> **Required work**: Extract each line holding the word "霸州市京华金属制品有限公司" from the entries.

(Saved entries)
'''

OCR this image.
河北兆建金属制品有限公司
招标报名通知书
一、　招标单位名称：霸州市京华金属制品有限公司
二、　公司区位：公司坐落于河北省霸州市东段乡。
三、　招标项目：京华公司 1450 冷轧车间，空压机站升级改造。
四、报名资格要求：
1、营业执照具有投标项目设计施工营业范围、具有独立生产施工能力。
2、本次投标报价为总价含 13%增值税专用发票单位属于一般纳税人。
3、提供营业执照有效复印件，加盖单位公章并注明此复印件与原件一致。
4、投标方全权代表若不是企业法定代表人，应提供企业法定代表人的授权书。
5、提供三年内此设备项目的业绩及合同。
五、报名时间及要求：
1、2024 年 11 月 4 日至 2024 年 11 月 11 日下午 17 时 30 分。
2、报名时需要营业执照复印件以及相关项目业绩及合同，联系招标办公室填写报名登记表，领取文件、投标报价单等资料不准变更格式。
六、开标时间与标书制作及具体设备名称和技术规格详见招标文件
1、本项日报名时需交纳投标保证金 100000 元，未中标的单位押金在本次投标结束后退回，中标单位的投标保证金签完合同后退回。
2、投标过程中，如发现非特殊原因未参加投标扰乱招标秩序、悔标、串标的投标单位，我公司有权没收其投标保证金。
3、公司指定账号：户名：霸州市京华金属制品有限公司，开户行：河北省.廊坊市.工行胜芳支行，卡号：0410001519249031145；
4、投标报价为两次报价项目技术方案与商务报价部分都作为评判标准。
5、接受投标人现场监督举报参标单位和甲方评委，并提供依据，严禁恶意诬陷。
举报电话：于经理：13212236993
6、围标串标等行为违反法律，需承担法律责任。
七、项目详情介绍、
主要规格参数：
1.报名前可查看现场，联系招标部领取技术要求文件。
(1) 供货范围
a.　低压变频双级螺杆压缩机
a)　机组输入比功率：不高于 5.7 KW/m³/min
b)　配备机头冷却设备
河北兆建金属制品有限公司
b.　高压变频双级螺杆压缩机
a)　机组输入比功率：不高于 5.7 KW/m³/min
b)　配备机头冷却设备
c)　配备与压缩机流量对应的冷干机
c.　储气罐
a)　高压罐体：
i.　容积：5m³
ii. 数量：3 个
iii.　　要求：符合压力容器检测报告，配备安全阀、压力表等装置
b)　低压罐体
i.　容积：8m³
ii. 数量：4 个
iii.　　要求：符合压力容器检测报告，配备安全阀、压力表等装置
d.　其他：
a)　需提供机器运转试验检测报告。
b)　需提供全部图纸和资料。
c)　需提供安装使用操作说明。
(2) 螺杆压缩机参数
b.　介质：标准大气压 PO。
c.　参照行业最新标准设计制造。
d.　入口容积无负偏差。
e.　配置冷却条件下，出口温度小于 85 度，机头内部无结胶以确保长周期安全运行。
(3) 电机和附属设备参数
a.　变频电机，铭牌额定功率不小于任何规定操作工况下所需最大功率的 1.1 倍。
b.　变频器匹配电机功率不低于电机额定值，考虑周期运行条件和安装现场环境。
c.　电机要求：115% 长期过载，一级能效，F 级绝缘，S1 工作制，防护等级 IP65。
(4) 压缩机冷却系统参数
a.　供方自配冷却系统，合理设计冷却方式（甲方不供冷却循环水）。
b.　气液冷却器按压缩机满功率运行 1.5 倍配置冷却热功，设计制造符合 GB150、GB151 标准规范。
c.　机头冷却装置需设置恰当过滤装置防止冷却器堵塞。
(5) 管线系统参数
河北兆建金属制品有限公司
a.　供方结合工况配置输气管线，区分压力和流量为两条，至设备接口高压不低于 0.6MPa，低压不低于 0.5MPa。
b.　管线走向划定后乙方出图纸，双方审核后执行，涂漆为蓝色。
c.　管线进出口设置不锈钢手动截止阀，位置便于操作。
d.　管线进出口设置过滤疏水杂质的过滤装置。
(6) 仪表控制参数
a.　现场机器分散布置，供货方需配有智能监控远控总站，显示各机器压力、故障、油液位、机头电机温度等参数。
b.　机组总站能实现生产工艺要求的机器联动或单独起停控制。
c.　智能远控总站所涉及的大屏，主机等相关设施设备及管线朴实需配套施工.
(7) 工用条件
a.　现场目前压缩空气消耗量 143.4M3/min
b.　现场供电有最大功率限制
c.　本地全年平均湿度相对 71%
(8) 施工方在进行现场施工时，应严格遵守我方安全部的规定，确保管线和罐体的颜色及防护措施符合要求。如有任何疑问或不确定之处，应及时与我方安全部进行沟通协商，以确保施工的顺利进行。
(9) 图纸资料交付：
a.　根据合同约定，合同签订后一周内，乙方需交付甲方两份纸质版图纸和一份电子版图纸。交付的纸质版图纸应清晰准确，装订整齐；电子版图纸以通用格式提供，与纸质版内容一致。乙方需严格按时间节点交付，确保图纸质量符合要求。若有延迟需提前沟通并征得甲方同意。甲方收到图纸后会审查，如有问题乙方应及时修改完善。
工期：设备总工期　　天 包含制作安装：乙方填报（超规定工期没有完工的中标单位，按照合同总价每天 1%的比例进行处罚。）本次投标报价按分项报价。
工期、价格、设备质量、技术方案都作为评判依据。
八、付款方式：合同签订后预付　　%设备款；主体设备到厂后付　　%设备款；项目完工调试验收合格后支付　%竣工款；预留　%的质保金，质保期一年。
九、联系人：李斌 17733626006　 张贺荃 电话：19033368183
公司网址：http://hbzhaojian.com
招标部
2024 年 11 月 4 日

'''

> **Written solution**:
一、　招标单位名称：霸州市京华金属制品有限公司
3、公司指定账号：户名：霸州市京华金属制品有限公司，开户行：河北省.廊坊市.工行胜芳支行，卡号：0410001519249031145；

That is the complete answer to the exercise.